**Given problem:**
Present these lines as a Markdown table with the columns Row and Line, numbering each row and omitting blank lines.

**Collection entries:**
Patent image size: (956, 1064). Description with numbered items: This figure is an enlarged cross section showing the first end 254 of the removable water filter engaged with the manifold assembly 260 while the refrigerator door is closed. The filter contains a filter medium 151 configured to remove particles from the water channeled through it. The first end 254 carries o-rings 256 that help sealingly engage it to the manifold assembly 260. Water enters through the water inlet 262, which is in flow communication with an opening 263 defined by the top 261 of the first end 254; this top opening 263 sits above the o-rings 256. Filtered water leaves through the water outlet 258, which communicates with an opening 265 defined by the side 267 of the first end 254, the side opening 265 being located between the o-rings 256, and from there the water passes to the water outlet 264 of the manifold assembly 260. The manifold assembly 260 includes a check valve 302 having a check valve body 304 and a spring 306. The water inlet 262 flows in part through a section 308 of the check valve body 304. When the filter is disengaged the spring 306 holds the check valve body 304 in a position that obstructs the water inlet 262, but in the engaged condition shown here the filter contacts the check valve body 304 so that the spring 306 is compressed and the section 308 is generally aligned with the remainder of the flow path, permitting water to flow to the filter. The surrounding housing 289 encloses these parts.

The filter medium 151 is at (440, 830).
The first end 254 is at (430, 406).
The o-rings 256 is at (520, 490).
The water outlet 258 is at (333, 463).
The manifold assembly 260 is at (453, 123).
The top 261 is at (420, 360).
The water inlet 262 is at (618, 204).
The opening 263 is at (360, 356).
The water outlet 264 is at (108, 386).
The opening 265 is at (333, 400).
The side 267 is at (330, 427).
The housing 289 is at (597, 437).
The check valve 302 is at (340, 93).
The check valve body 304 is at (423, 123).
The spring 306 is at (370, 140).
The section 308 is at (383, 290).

**Full solution:**
| Row | Line |
|---|---|
| 1 | Patent image size: (956, 1064). Description with numbered items: This figure is an enlarged cross section showing the first end 254 of the removable water filter engaged with the manifold assembly 260 while the refrigerator door is closed. The filter contains a filter medium 151 configured to remove particles from the water channeled through it. The first end 254 carries o-rings 256 that help sealingly engage it to the manifold assembly 260. Water enters through the water inlet 262, which is in flow communication with an opening 263 defined by the top 261 of the first end 254; this top opening 263 sits above the o-rings 256. Filtered water leaves through the water outlet 258, which communicates with an opening 265 defined by the side 267 of the first end 254, the side opening 265 being located between the o-rings 256, and from there the water passes to the water outlet 264 of the manifold assembly 260. The manifold assembly 260 includes a check valve 302 having a check valve body 304 and a spring 306. The water inlet 262 flows in part through a section 308 of the check valve body 304. When the filter is disengaged the spring 306 holds the check valve body 304 in a position that obstructs the water inlet 262, but in the engaged condition shown here the filter contacts the check valve body 304 so that the spring 306 is compressed and the section 308 is generally aligned with the remainder of the flow path, permitting water to flow to the filter. The surrounding housing 289 encloses these parts. |
| 2 | The filter medium 151 is at (440, 830). |
| 3 | The first end 254 is at (430, 406). |
| 4 | The o-rings 256 is at (520, 490). |
| 5 | The water outlet 258 is at (333, 463). |
| 6 | The manifold assembly 260 is at (453, 123). |
| 7 | The top 261 is at (420, 360). |
| 8 | The water inlet 262 is at (618, 204). |
| 9 | The opening 263 is at (360, 356). |
| 10 | The water outlet 264 is at (108, 386). |
| 11 | The opening 265 is at (333, 400). |
| 12 | The side 267 is at (330, 427). |
| 13 | The housing 289 is at (597, 437). |
| 14 | The check valve 302 is at (340, 93). |
| 15 | The check valve body 304 is at (423, 123). |
| 16 | The spring 306 is at (370, 140). |
| 17 | The section 308 is at (383, 290). |